=== TASK DETAILS ===
Write out each line in which the string "Reading" is present.

=== SOURCE MATERIAL ===
■ ■ ■ ■ ■ ■ ■

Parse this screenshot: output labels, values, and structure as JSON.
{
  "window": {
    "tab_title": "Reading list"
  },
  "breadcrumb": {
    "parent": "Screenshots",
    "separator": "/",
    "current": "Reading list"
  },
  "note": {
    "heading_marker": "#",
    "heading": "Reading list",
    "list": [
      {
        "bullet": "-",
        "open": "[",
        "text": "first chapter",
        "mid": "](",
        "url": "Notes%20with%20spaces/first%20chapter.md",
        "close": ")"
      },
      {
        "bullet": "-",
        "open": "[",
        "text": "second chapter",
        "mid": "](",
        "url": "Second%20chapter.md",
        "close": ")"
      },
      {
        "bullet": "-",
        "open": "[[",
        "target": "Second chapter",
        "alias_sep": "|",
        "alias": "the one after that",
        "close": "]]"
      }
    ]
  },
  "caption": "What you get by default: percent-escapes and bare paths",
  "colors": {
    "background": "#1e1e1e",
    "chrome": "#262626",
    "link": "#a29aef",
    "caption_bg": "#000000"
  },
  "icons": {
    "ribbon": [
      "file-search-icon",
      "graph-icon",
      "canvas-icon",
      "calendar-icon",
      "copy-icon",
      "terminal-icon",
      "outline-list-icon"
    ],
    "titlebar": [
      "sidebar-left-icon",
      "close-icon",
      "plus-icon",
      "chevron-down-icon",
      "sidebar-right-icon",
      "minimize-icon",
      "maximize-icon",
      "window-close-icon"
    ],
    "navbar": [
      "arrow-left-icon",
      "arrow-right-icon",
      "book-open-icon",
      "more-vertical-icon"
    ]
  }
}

■ ■ ■ ■ ■ ■ ■

=== ANSWER FOR THE TASK ===
    "tab_title": "Reading list"
    "current": "Reading list"
    "heading": "Reading list",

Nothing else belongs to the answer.